Saved data entries
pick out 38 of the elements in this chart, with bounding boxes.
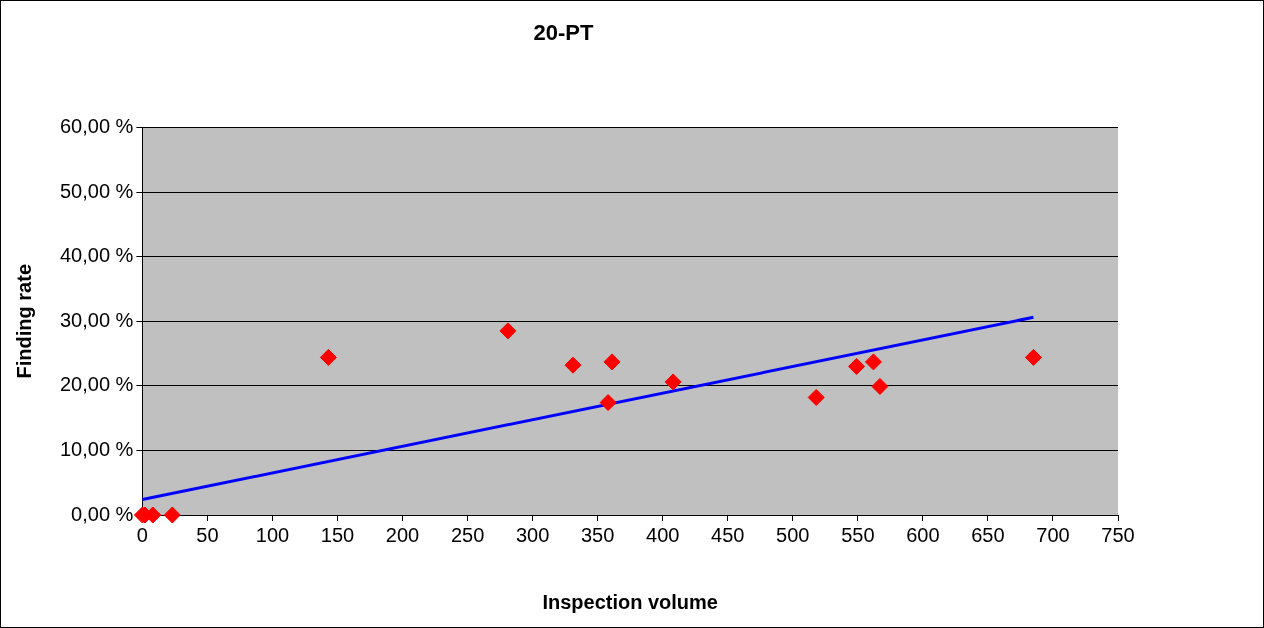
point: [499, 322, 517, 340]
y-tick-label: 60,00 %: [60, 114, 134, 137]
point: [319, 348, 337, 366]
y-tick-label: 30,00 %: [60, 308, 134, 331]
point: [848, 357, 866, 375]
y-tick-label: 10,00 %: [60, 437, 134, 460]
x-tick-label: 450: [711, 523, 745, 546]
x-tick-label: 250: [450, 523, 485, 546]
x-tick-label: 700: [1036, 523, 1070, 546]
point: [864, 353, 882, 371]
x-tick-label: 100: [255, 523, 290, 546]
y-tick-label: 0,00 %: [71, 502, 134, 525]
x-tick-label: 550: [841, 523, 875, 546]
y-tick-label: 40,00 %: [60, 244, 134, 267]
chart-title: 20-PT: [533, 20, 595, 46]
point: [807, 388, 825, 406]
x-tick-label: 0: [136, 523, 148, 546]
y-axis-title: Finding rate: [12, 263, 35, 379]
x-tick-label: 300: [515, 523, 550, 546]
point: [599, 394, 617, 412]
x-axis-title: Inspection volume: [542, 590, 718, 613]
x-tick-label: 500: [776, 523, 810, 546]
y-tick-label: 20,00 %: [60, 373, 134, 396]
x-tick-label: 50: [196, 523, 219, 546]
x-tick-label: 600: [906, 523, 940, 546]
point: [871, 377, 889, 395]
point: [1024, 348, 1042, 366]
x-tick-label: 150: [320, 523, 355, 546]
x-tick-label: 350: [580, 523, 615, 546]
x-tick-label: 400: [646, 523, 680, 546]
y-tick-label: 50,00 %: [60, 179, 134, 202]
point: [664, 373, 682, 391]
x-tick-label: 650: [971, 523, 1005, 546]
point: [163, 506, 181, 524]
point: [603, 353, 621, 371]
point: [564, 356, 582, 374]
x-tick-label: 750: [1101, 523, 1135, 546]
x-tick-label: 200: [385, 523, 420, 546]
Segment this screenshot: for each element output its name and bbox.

Direction: Rewrite every line of all the items above as a numbered list, omitting blank lines and leaving out the pictures.

Response to this exercise:
1. pick out 38 of the elements in this chart, with bounding boxes.
2. point: [499, 322, 517, 340]
3. y-tick-label: 60,00 %: [60, 114, 134, 137]
4. point: [319, 348, 337, 366]
5. y-tick-label: 30,00 %: [60, 308, 134, 331]
6. point: [848, 357, 866, 375]
7. y-tick-label: 10,00 %: [60, 437, 134, 460]
8. x-tick-label: 450: [711, 523, 745, 546]
9. x-tick-label: 250: [450, 523, 485, 546]
10. x-tick-label: 700: [1036, 523, 1070, 546]
11. point: [864, 353, 882, 371]
12. x-tick-label: 100: [255, 523, 290, 546]
13. y-tick-label: 0,00 %: [71, 502, 134, 525]
14. x-tick-label: 550: [841, 523, 875, 546]
15. y-tick-label: 40,00 %: [60, 244, 134, 267]
16. chart-title: 20-PT: [533, 20, 595, 46]
17. point: [807, 388, 825, 406]
18. x-tick-label: 0: [136, 523, 148, 546]
19. y-axis-title: Finding rate: [12, 263, 35, 379]
20. x-tick-label: 300: [515, 523, 550, 546]
21. point: [599, 394, 617, 412]
22. x-axis-title: Inspection volume: [542, 590, 718, 613]
23. x-tick-label: 500: [776, 523, 810, 546]
24. y-tick-label: 20,00 %: [60, 373, 134, 396]
25. x-tick-label: 50: [196, 523, 219, 546]
26. x-tick-label: 600: [906, 523, 940, 546]
27. point: [871, 377, 889, 395]
28. point: [1024, 348, 1042, 366]
29. x-tick-label: 150: [320, 523, 355, 546]
30. x-tick-label: 350: [580, 523, 615, 546]
31. x-tick-label: 400: [646, 523, 680, 546]
32. y-tick-label: 50,00 %: [60, 179, 134, 202]
33. point: [664, 373, 682, 391]
34. x-tick-label: 650: [971, 523, 1005, 546]
35. point: [163, 506, 181, 524]
36. point: [603, 353, 621, 371]
37. point: [564, 356, 582, 374]
38. x-tick-label: 750: [1101, 523, 1135, 546]
39. x-tick-label: 200: [385, 523, 420, 546]
40. Segment this screenshot: for each element output its name and bbox.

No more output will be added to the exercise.